**Exercise instructions:**
Return the records exactly as they are.
• • • • • • •
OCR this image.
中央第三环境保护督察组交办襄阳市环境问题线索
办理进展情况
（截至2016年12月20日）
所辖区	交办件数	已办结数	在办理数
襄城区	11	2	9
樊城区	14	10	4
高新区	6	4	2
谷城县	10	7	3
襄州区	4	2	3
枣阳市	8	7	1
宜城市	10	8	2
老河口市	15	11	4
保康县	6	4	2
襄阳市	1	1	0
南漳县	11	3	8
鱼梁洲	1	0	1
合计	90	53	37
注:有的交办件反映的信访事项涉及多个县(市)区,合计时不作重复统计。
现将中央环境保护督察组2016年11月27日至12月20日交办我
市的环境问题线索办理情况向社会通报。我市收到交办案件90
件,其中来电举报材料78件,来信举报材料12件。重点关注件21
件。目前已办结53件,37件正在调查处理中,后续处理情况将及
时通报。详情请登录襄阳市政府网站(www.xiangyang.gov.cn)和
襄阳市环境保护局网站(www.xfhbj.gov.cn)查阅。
• • • • • • •
**Response below:**
OCR this image.
中央第三环境保护督察组交办襄阳市环境问题线索
办理进展情况
（截至2016年12月20日）
所辖区	交办件数	已办结数	在办理数
襄城区	11	2	9
樊城区	14	10	4
高新区	6	4	2
谷城县	10	7	3
襄州区	4	2	3
枣阳市	8	7	1
宜城市	10	8	2
老河口市	15	11	4
保康县	6	4	2
襄阳市	1	1	0
南漳县	11	3	8
鱼梁洲	1	0	1
合计	90	53	37
注:有的交办件反映的信访事项涉及多个县(市)区,合计时不作重复统计。
现将中央环境保护督察组2016年11月27日至12月20日交办我
市的环境问题线索办理情况向社会通报。我市收到交办案件90
件,其中来电举报材料78件,来信举报材料12件。重点关注件21
件。目前已办结53件,37件正在调查处理中,后续处理情况将及
时通报。详情请登录襄阳市政府网站(www.xiangyang.gov.cn)和
襄阳市环境保护局网站(www.xfhbj.gov.cn)查阅。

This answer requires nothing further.